Goal of the exercise:
Pull every line with the word "JSON" out of the entries below.

--*--

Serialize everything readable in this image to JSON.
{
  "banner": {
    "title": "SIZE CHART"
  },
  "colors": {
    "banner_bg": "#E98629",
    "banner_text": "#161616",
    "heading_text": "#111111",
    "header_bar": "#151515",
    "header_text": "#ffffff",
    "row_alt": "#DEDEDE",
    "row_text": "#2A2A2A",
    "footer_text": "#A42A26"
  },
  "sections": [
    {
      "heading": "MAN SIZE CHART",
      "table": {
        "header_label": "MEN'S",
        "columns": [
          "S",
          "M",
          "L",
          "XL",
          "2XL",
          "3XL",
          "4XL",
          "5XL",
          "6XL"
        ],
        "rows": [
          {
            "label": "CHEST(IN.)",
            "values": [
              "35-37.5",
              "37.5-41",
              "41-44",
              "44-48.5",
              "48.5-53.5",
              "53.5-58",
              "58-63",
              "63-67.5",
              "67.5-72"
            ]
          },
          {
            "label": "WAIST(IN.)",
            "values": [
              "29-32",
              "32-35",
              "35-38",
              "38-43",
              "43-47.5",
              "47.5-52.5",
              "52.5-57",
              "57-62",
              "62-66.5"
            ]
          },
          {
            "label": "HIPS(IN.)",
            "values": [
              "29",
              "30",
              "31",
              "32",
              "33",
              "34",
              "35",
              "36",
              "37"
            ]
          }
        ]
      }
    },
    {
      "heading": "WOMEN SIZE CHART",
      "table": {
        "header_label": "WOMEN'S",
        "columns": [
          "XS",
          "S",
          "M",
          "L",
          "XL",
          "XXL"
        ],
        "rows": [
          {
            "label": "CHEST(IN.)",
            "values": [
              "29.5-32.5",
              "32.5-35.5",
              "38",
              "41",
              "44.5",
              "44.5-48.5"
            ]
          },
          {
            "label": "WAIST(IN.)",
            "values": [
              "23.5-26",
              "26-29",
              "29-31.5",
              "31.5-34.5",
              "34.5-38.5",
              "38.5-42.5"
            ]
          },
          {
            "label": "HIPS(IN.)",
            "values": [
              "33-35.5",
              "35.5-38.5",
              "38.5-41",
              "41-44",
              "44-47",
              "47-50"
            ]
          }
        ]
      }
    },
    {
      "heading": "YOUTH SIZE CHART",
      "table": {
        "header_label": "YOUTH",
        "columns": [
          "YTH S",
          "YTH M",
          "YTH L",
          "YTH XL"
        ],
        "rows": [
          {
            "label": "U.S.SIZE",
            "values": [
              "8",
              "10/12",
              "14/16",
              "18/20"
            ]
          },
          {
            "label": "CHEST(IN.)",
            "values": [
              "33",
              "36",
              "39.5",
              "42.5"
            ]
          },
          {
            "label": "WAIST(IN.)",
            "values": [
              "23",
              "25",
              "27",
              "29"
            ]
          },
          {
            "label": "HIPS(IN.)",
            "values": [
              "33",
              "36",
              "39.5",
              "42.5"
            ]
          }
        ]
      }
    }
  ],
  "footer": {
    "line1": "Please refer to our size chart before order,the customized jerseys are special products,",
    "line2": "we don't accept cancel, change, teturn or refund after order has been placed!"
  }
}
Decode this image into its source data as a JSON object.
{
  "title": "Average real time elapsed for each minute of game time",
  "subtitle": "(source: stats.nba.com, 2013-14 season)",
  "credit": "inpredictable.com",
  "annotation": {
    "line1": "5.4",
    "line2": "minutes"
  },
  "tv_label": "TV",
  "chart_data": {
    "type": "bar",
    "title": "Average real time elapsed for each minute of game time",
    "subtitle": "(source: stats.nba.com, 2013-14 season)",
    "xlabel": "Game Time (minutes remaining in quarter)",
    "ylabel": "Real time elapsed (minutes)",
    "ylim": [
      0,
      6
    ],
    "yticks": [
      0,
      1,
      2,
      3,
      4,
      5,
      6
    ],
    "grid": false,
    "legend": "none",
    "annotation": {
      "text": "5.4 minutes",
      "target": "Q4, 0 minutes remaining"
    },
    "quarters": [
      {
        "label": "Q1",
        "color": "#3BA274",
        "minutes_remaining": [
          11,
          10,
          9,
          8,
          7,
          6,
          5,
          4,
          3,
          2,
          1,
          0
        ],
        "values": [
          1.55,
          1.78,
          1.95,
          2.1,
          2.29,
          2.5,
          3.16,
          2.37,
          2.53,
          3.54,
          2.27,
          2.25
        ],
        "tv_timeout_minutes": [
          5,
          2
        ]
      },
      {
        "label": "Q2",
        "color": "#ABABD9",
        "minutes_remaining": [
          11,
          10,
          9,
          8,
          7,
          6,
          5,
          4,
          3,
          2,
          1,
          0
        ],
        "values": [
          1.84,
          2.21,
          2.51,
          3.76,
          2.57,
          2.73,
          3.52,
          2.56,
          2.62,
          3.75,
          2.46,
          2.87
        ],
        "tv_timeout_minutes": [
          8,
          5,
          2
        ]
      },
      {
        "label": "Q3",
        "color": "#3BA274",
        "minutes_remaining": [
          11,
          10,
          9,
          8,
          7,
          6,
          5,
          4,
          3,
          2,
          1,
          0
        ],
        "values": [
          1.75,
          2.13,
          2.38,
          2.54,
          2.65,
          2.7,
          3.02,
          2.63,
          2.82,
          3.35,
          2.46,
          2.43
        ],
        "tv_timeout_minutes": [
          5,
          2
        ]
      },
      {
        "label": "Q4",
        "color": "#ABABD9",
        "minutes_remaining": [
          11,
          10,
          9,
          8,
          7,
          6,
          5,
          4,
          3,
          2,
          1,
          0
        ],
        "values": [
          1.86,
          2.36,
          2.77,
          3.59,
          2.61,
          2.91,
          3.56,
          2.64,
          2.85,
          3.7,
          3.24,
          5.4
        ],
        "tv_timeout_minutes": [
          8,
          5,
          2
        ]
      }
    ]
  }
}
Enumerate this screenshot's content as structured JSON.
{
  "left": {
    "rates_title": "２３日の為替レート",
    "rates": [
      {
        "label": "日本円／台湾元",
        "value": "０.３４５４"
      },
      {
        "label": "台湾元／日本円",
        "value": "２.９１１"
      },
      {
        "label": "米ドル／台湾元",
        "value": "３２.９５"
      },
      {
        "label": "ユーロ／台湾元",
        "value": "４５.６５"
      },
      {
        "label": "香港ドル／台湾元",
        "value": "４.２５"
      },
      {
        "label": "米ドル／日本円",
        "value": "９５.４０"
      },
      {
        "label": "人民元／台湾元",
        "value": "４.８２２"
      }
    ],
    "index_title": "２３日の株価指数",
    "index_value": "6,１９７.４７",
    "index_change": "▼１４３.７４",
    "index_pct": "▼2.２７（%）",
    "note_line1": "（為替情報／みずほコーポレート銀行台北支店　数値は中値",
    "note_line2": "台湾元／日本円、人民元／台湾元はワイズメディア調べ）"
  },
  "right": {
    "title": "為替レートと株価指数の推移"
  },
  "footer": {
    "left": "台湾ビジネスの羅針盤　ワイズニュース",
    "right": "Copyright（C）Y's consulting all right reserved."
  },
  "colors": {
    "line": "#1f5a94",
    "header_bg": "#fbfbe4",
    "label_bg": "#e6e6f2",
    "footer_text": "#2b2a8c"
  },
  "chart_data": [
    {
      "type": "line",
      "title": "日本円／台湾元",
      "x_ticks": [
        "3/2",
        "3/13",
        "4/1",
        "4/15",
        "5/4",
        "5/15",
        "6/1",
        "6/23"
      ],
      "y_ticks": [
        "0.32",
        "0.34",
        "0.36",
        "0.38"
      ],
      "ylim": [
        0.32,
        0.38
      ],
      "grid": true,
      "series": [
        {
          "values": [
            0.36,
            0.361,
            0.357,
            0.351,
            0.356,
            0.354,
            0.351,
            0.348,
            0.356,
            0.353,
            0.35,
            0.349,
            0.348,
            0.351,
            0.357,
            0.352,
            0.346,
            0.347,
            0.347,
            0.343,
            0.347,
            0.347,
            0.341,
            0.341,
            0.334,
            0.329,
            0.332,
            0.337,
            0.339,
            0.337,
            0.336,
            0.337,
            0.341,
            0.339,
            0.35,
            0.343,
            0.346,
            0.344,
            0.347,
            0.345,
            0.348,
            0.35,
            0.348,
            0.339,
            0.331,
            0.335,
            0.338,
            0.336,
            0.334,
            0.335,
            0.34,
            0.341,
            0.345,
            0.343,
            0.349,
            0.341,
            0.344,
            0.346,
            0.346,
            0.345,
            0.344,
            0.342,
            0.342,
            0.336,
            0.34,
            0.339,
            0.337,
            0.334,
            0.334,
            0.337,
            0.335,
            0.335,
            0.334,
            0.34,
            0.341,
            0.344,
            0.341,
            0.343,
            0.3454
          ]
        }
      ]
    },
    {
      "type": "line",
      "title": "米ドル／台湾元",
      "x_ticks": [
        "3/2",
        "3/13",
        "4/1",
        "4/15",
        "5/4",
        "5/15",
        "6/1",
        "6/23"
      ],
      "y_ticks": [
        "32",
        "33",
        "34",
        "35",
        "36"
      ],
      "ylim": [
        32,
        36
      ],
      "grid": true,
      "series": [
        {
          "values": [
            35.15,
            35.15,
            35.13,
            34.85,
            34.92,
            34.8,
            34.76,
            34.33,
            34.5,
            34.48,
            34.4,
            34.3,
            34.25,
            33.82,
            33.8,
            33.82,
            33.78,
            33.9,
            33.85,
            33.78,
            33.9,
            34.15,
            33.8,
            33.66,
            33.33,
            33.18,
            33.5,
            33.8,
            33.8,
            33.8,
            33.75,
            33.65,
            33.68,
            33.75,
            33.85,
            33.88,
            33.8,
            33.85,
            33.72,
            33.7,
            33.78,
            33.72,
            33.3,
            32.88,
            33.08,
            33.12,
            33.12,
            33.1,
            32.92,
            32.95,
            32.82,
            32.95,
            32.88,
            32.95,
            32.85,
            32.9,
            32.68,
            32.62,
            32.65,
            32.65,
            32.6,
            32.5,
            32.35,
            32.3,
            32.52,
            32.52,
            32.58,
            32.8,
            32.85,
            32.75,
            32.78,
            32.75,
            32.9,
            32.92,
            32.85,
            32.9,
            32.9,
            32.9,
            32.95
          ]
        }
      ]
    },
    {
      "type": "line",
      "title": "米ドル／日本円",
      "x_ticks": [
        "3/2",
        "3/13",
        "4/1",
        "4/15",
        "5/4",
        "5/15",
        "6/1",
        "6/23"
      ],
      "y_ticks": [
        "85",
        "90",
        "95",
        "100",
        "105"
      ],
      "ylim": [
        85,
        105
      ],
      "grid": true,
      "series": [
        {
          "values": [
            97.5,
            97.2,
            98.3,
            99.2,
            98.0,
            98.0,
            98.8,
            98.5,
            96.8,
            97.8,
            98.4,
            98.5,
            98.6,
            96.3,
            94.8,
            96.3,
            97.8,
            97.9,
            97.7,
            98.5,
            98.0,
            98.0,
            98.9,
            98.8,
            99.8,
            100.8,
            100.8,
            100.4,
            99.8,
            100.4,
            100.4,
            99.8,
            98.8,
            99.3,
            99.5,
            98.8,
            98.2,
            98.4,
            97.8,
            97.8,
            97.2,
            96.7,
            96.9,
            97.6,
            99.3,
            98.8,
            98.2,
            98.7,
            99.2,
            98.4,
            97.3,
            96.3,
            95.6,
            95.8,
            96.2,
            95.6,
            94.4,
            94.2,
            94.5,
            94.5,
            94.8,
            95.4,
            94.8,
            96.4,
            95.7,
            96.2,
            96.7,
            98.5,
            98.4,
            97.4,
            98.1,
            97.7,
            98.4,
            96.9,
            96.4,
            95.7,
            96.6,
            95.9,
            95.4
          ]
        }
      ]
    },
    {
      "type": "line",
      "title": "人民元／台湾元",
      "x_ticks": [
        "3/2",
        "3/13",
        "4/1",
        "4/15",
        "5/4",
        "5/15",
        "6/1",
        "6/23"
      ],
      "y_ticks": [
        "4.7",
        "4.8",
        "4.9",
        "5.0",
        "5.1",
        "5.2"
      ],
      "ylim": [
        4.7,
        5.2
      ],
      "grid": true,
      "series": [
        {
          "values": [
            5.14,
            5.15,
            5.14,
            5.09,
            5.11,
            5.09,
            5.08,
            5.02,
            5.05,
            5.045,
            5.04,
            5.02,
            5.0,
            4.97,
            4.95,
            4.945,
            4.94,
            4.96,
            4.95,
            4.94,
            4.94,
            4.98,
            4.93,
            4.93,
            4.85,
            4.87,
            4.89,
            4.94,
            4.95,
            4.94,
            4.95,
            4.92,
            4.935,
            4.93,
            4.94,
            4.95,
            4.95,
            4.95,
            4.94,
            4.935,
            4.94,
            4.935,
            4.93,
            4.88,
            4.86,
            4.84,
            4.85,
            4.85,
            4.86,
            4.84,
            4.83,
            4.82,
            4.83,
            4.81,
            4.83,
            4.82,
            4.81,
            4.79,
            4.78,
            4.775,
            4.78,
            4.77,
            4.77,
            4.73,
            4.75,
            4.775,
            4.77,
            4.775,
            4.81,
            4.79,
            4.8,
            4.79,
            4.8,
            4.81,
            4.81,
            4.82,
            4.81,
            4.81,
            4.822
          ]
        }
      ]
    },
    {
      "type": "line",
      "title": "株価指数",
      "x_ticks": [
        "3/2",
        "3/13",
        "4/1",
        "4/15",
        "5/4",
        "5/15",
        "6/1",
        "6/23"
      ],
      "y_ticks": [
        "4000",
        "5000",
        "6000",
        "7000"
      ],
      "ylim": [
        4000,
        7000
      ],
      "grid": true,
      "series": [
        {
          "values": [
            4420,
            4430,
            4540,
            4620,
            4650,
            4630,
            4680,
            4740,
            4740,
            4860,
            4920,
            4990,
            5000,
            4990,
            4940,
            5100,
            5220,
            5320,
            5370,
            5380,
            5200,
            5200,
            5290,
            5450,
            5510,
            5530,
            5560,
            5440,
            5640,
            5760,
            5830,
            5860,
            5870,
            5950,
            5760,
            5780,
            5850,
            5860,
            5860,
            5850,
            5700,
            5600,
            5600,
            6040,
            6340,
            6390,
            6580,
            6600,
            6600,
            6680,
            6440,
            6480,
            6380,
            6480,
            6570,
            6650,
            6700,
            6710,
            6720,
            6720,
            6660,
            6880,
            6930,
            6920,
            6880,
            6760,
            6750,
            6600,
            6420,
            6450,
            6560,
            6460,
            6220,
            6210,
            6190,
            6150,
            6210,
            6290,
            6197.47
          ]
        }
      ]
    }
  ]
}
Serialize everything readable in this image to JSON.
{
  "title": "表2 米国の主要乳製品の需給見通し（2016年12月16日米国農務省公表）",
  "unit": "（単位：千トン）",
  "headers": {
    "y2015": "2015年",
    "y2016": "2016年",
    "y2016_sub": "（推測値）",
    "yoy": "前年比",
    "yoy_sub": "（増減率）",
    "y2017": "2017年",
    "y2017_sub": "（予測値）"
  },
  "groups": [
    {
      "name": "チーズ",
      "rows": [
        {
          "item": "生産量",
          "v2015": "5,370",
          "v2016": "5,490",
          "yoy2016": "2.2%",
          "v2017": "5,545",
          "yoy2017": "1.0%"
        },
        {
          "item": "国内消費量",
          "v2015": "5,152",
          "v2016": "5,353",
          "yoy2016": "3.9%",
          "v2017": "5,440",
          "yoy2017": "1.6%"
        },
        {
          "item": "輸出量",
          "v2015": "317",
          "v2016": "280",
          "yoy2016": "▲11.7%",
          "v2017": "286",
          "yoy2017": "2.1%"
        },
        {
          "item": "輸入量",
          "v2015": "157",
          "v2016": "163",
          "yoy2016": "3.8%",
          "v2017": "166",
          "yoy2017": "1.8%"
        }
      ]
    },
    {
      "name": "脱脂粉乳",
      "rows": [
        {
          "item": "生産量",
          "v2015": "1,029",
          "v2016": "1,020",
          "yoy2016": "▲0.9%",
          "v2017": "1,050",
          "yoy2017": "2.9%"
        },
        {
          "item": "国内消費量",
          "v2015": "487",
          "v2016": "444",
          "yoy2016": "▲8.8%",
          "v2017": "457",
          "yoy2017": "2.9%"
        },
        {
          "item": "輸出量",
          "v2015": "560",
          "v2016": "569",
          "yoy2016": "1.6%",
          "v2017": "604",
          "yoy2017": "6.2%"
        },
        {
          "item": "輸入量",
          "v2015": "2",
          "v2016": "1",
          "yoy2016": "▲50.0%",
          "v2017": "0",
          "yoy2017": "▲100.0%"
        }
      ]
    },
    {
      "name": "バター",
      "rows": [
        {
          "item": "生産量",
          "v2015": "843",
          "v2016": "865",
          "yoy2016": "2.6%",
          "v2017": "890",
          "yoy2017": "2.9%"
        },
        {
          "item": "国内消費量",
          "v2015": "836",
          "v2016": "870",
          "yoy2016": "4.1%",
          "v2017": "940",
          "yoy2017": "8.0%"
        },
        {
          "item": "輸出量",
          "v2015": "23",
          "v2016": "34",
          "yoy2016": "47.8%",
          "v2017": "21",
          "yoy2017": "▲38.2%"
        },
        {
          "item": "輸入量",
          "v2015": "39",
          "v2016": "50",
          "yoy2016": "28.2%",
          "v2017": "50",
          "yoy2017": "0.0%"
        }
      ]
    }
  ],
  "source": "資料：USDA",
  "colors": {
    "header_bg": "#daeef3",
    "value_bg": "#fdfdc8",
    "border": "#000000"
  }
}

--*--

Result of this task:
Serialize everything readable in this image to JSON.
Decode this image into its source data as a JSON object.
Enumerate this screenshot's content as structured JSON.
Serialize everything readable in this image to JSON.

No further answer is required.